Aim of the task:
Copy the full set of lines exactly as given.

(Raw records)

________

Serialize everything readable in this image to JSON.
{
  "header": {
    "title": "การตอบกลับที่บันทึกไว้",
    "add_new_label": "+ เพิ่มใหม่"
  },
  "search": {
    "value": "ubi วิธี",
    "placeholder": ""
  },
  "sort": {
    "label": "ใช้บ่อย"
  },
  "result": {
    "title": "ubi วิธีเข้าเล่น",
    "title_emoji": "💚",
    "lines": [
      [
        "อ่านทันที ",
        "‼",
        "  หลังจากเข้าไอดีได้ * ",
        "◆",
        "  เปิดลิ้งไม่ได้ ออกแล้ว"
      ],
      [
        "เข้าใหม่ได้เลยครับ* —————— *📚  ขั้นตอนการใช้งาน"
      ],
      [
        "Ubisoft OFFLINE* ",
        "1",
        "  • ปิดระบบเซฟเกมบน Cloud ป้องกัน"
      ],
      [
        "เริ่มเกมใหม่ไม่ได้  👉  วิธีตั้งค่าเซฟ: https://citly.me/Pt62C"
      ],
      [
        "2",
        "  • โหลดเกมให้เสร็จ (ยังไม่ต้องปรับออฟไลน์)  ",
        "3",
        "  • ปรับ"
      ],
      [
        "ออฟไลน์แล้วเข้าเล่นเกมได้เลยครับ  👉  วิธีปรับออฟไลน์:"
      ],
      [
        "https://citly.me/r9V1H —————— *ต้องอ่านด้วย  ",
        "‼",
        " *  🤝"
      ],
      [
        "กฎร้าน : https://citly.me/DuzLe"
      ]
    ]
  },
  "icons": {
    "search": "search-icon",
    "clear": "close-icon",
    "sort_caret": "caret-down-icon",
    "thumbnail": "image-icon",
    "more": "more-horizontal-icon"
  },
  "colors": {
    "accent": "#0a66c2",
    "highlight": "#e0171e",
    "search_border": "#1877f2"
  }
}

________

Solution for this problem:
Serialize everything readable in this image to JSON.
{
  "header": {
    "title": "การตอบกลับที่บันทึกไว้",
    "add_new_label": "+ เพิ่มใหม่"
  },
  "search": {
    "value": "ubi วิธี",
    "placeholder": ""
  },
  "sort": {
    "label": "ใช้บ่อย"
  },
  "result": {
    "title": "ubi วิธีเข้าเล่น",
    "title_emoji": "💚",
    "lines": [
      [
        "อ่านทันที ",
        "‼",
        "  หลังจากเข้าไอดีได้ * ",
        "◆",
        "  เปิดลิ้งไม่ได้ ออกแล้ว"
      ],
      [
        "เข้าใหม่ได้เลยครับ* —————— *📚  ขั้นตอนการใช้งาน"
      ],
      [
        "Ubisoft OFFLINE* ",
        "1",
        "  • ปิดระบบเซฟเกมบน Cloud ป้องกัน"
      ],
      [
        "เริ่มเกมใหม่ไม่ได้  👉  วิธีตั้งค่าเซฟ: https://citly.me/Pt62C"
      ],
      [
        "2",
        "  • โหลดเกมให้เสร็จ (ยังไม่ต้องปรับออฟไลน์)  ",
        "3",
        "  • ปรับ"
      ],
      [
        "ออฟไลน์แล้วเข้าเล่นเกมได้เลยครับ  👉  วิธีปรับออฟไลน์:"
      ],
      [
        "https://citly.me/r9V1H —————— *ต้องอ่านด้วย  ",
        "‼",
        " *  🤝"
      ],
      [
        "กฎร้าน : https://citly.me/DuzLe"
      ]
    ]
  },
  "icons": {
    "search": "search-icon",
    "clear": "close-icon",
    "sort_caret": "caret-down-icon",
    "thumbnail": "image-icon",
    "more": "more-horizontal-icon"
  },
  "colors": {
    "accent": "#0a66c2",
    "highlight": "#e0171e",
    "search_border": "#1877f2"
  }
}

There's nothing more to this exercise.